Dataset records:

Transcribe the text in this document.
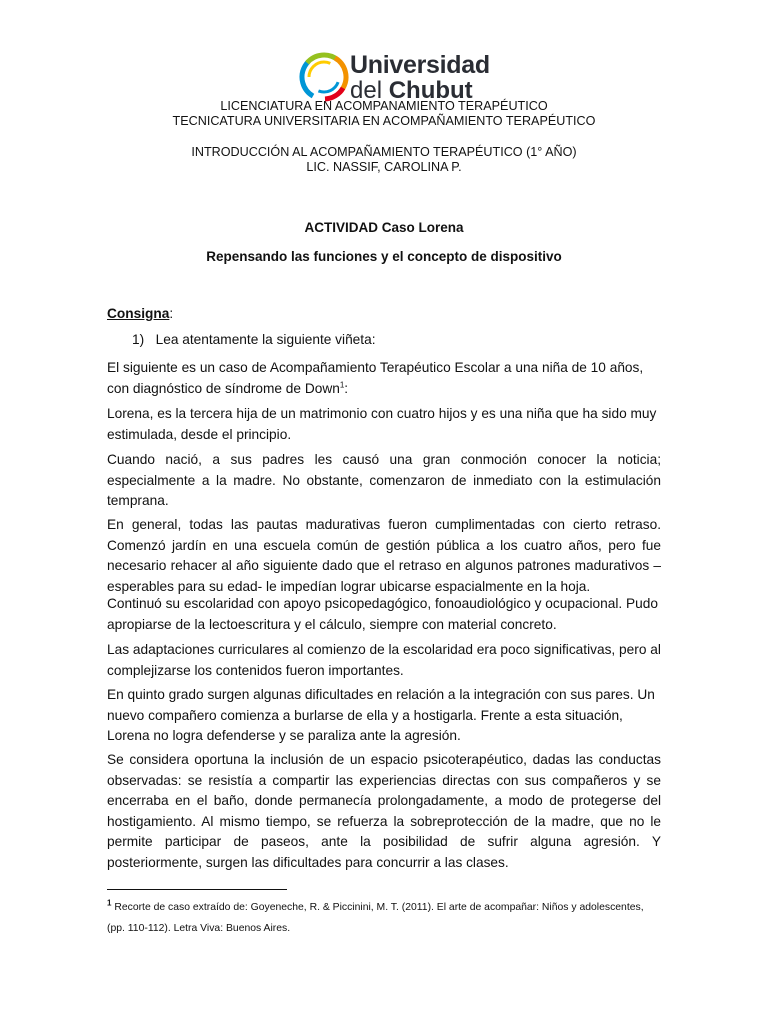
Universidad
del Chubut
LICENCIATURA EN ACOMPANAMIENTO TERAPÉUTICO
TECNICATURA UNIVERSITARIA EN ACOMPAÑAMIENTO TERAPÉUTICO
INTRODUCCIÓN AL ACOMPAÑAMIENTO TERAPÉUTICO (1° AÑO)
LIC. NASSIF, CAROLINA P.
ACTIVIDAD Caso Lorena
Repensando las funciones y el concepto de dispositivo
Consigna:
1) Lea atentamente la siguiente viñeta:
El siguiente es un caso de Acompañamiento Terapéutico Escolar a una niña de 10 años, con diagnóstico de síndrome de Down$^1$:
Lorena, es la tercera hija de un matrimonio con cuatro hijos y es una niña que ha sido muy estimulada, desde el principio.
Cuando nació, a sus padres les causó una gran conmoción conocer la noticia; especialmente a la madre. No obstante, comenzaron de inmediato con la estimulación temprana.
En general, todas las pautas madurativas fueron cumplimentadas con cierto retraso. Comenzó jardín en una escuela común de gestión pública a los cuatro años, pero fue necesario rehacer al año siguiente dado que el retraso en algunos patrones madurativos – esperables para su edad- le impedían lograr ubicarse espacialmente en la hoja.
Continuó su escolaridad con apoyo psicopedagógico, fonoaudiológico y ocupacional. Pudo apropiarse de la lectoescritura y el cálculo, siempre con material concreto.
Las adaptaciones curriculares al comienzo de la escolaridad era poco significativas, pero al complejizarse los contenidos fueron importantes.
En quinto grado surgen algunas dificultades en relación a la integración con sus pares. Un nuevo compañero comienza a burlarse de ella y a hostigarla. Frente a esta situación, Lorena no logra defenderse y se paraliza ante la agresión.
Se considera oportuna la inclusión de un espacio psicoterapéutico, dadas las conductas observadas: se resistía a compartir las experiencias directas con sus compañeros y se encerraba en el baño, donde permanecía prolongadamente, a modo de protegerse del hostigamiento. Al mismo tiempo, se refuerza la sobreprotección de la madre, que no le permite participar de paseos, ante la posibilidad de sufrir alguna agresión. Y posteriormente, surgen las dificultades para concurrir a las clases.
$^1$ Recorte de caso extraído de: Goyeneche, R. & Piccinini, M. T. (2011). El arte de acompañar: Niños y adolescentes, (pp. 110-112). Letra Viva: Buenos Aires.
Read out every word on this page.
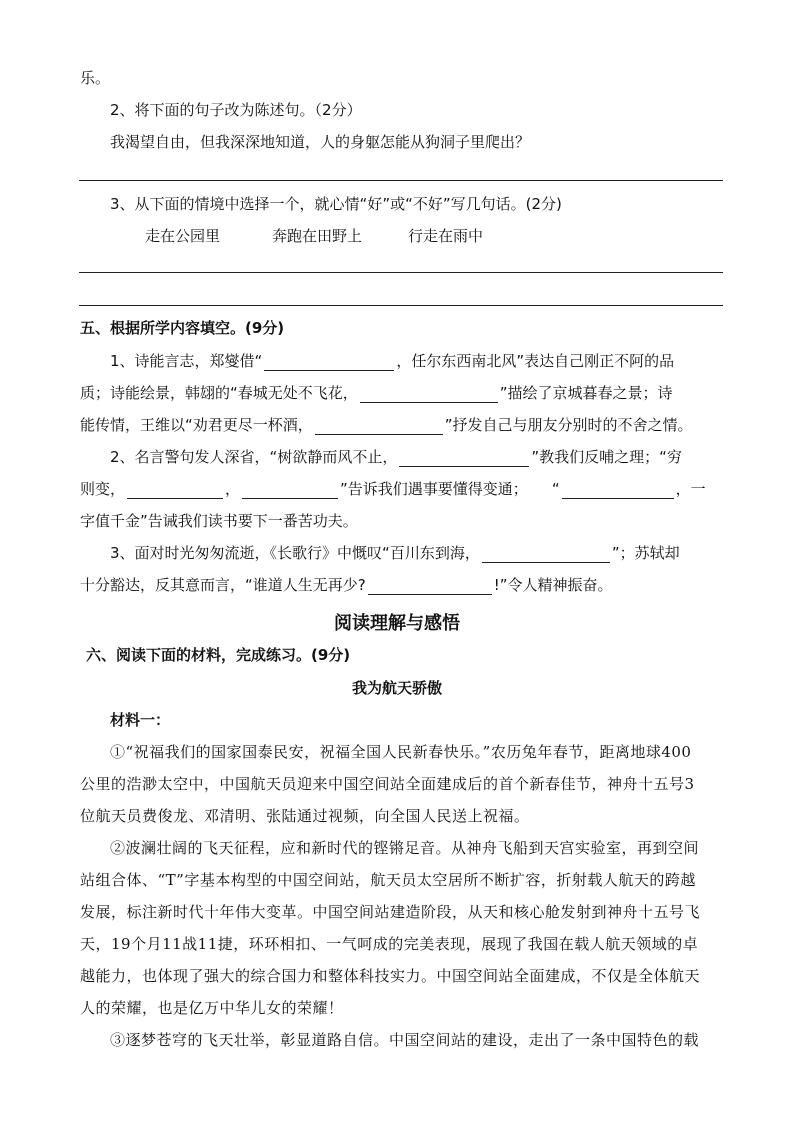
乐。
2、将下面的句子改为陈述句。（2分）
我渴望自由，但我深深地知道，人的身躯怎能从狗洞子里爬出？
3、从下面的情境中选择一个，就心情“好”或“不好”写几句话。(2分)
走在公园里	奔跑在田野上	行走在雨中
五、根据所学内容填空。(9分)
1、诗能言志，郑燮借“	，任尔东西南北风”表达自己刚正不阿的品
质；诗能绘景，韩翃的“春城无处不飞花，	”描绘了京城暮春之景；诗
能传情，王维以“劝君更尽一杯酒，	”抒发自己与朋友分别时的不舍之情。
2、名言警句发人深省，“树欲静而风不止，	”教我们反哺之理；“穷
则变，	，	”告诉我们遇事要懂得变通； “	，一
字值千金”告诫我们读书要下一番苦功夫。
3、面对时光匆匆流逝，《长歌行》中慨叹“百川东到海，	”；苏轼却
十分豁达，反其意而言，“谁道人生无再少?	!”令人精神振奋。
阅读理解与感悟
六、阅读下面的材料，完成练习。(9分)
我为航天骄傲
材料一：
①“祝福我们的国家国泰民安，祝福全国人民新春快乐。”农历兔年春节，距离地球400
公里的浩渺太空中，中国航天员迎来中国空间站全面建成后的首个新春佳节，神舟十五号3
位航天员费俊龙、邓清明、张陆通过视频，向全国人民送上祝福。
②波澜壮阔的飞天征程，应和新时代的铿锵足音。从神舟飞船到天宫实验室，再到空间
站组合体、“T”字基本构型的中国空间站，航天员太空居所不断扩容，折射载人航天的跨越
发展，标注新时代十年伟大变革。中国空间站建造阶段，从天和核心舱发射到神舟十五号飞
天，19个月11战11捷，环环相扣、一气呵成的完美表现，展现了我国在载人航天领域的卓
越能力，也体现了强大的综合国力和整体科技实力。中国空间站全面建成，不仅是全体航天
人的荣耀，也是亿万中华儿女的荣耀！
③逐梦苍穹的飞天壮举，彰显道路自信。中国空间站的建设，走出了一条中国特色的载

PROBLEM STATEMENT: Excluding the pictures, reproduce every entry exactly as given.

WRITTEN RESPONSE:
Transcribe the text in this document.
Universidad
del Chubut
LICENCIATURA EN ACOMPANAMIENTO TERAPÉUTICO
TECNICATURA UNIVERSITARIA EN ACOMPAÑAMIENTO TERAPÉUTICO
INTRODUCCIÓN AL ACOMPAÑAMIENTO TERAPÉUTICO (1° AÑO)
LIC. NASSIF, CAROLINA P.
ACTIVIDAD Caso Lorena
Repensando las funciones y el concepto de dispositivo
Consigna:
1) Lea atentamente la siguiente viñeta:
El siguiente es un caso de Acompañamiento Terapéutico Escolar a una niña de 10 años, con diagnóstico de síndrome de Down$^1$:
Lorena, es la tercera hija de un matrimonio con cuatro hijos y es una niña que ha sido muy estimulada, desde el principio.
Cuando nació, a sus padres les causó una gran conmoción conocer la noticia; especialmente a la madre. No obstante, comenzaron de inmediato con la estimulación temprana.
En general, todas las pautas madurativas fueron cumplimentadas con cierto retraso. Comenzó jardín en una escuela común de gestión pública a los cuatro años, pero fue necesario rehacer al año siguiente dado que el retraso en algunos patrones madurativos – esperables para su edad- le impedían lograr ubicarse espacialmente en la hoja.
Continuó su escolaridad con apoyo psicopedagógico, fonoaudiológico y ocupacional. Pudo apropiarse de la lectoescritura y el cálculo, siempre con material concreto.
Las adaptaciones curriculares al comienzo de la escolaridad era poco significativas, pero al complejizarse los contenidos fueron importantes.
En quinto grado surgen algunas dificultades en relación a la integración con sus pares. Un nuevo compañero comienza a burlarse de ella y a hostigarla. Frente a esta situación, Lorena no logra defenderse y se paraliza ante la agresión.
Se considera oportuna la inclusión de un espacio psicoterapéutico, dadas las conductas observadas: se resistía a compartir las experiencias directas con sus compañeros y se encerraba en el baño, donde permanecía prolongadamente, a modo de protegerse del hostigamiento. Al mismo tiempo, se refuerza la sobreprotección de la madre, que no le permite participar de paseos, ante la posibilidad de sufrir alguna agresión. Y posteriormente, surgen las dificultades para concurrir a las clases.
$^1$ Recorte de caso extraído de: Goyeneche, R. & Piccinini, M. T. (2011). El arte de acompañar: Niños y adolescentes, (pp. 110-112). Letra Viva: Buenos Aires.
Read out every word on this page.
乐。
2、将下面的句子改为陈述句。（2分）
我渴望自由，但我深深地知道，人的身躯怎能从狗洞子里爬出？
3、从下面的情境中选择一个，就心情“好”或“不好”写几句话。(2分)
走在公园里	奔跑在田野上	行走在雨中
五、根据所学内容填空。(9分)
1、诗能言志，郑燮借“	，任尔东西南北风”表达自己刚正不阿的品
质；诗能绘景，韩翃的“春城无处不飞花，	”描绘了京城暮春之景；诗
能传情，王维以“劝君更尽一杯酒，	”抒发自己与朋友分别时的不舍之情。
2、名言警句发人深省，“树欲静而风不止，	”教我们反哺之理；“穷
则变，	，	”告诉我们遇事要懂得变通； “	，一
字值千金”告诫我们读书要下一番苦功夫。
3、面对时光匆匆流逝，《长歌行》中慨叹“百川东到海，	”；苏轼却
十分豁达，反其意而言，“谁道人生无再少?	!”令人精神振奋。
阅读理解与感悟
六、阅读下面的材料，完成练习。(9分)
我为航天骄傲
材料一：
①“祝福我们的国家国泰民安，祝福全国人民新春快乐。”农历兔年春节，距离地球400
公里的浩渺太空中，中国航天员迎来中国空间站全面建成后的首个新春佳节，神舟十五号3
位航天员费俊龙、邓清明、张陆通过视频，向全国人民送上祝福。
②波澜壮阔的飞天征程，应和新时代的铿锵足音。从神舟飞船到天宫实验室，再到空间
站组合体、“T”字基本构型的中国空间站，航天员太空居所不断扩容，折射载人航天的跨越
发展，标注新时代十年伟大变革。中国空间站建造阶段，从天和核心舱发射到神舟十五号飞
天，19个月11战11捷，环环相扣、一气呵成的完美表现，展现了我国在载人航天领域的卓
越能力，也体现了强大的综合国力和整体科技实力。中国空间站全面建成，不仅是全体航天
人的荣耀，也是亿万中华儿女的荣耀！
③逐梦苍穹的飞天壮举，彰显道路自信。中国空间站的建设，走出了一条中国特色的载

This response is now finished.